Exercise objective — Exact reproduction of the data is required, with images excluded.

══════════

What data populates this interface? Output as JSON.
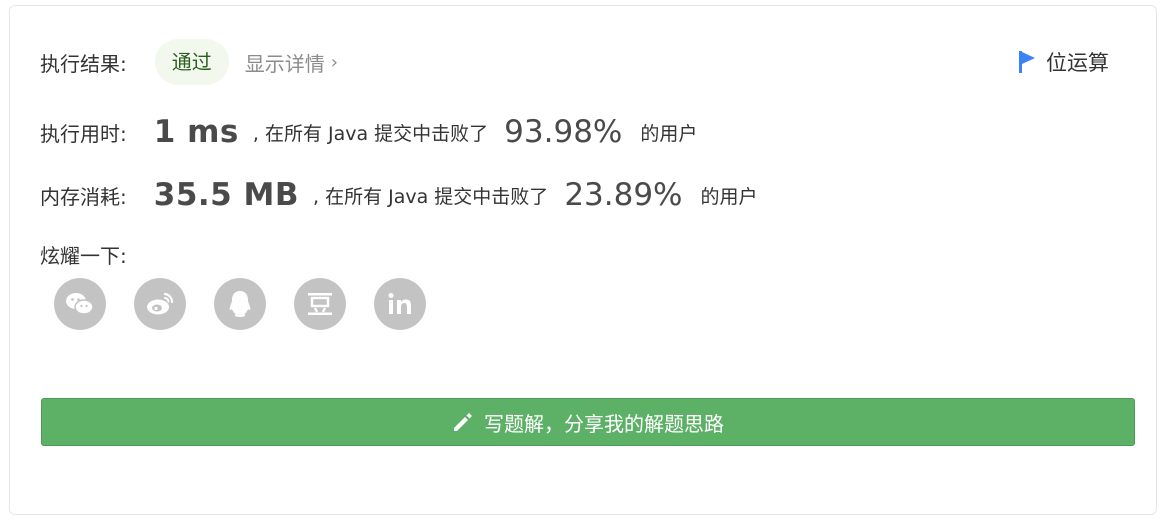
{
  "result": {
    "label": "执行结果:",
    "status": "通过",
    "details_link": "显示详情",
    "tag": "位运算"
  },
  "metrics": [
    {
      "label": "执行用时:",
      "value": "1 ms",
      "compare_text": ", 在所有 Java 提交中击败了",
      "percent": "93.98%",
      "suffix": "的用户"
    },
    {
      "label": "内存消耗:",
      "value": "35.5 MB",
      "compare_text": ", 在所有 Java 提交中击败了",
      "percent": "23.89%",
      "suffix": "的用户"
    }
  ],
  "share": {
    "label": "炫耀一下:",
    "icons": [
      "wechat-icon",
      "weibo-icon",
      "qq-icon",
      "douban-icon",
      "linkedin-icon"
    ]
  },
  "cta": {
    "label": "写题解，分享我的解题思路"
  },
  "colors": {
    "accent_green": "#5db167",
    "pill_bg": "#f3f8ef",
    "flag_blue": "#3b82f6",
    "icon_gray": "#c3c3c3"
  }
}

══════════

Exercise result —
What data populates this interface? Output as JSON.
{
  "result": {
    "label": "执行结果:",
    "status": "通过",
    "details_link": "显示详情",
    "tag": "位运算"
  },
  "metrics": [
    {
      "label": "执行用时:",
      "value": "1 ms",
      "compare_text": ", 在所有 Java 提交中击败了",
      "percent": "93.98%",
      "suffix": "的用户"
    },
    {
      "label": "内存消耗:",
      "value": "35.5 MB",
      "compare_text": ", 在所有 Java 提交中击败了",
      "percent": "23.89%",
      "suffix": "的用户"
    }
  ],
  "share": {
    "label": "炫耀一下:",
    "icons": [
      "wechat-icon",
      "weibo-icon",
      "qq-icon",
      "douban-icon",
      "linkedin-icon"
    ]
  },
  "cta": {
    "label": "写题解，分享我的解题思路"
  },
  "colors": {
    "accent_green": "#5db167",
    "pill_bg": "#f3f8ef",
    "flag_blue": "#3b82f6",
    "icon_gray": "#c3c3c3"
  }
}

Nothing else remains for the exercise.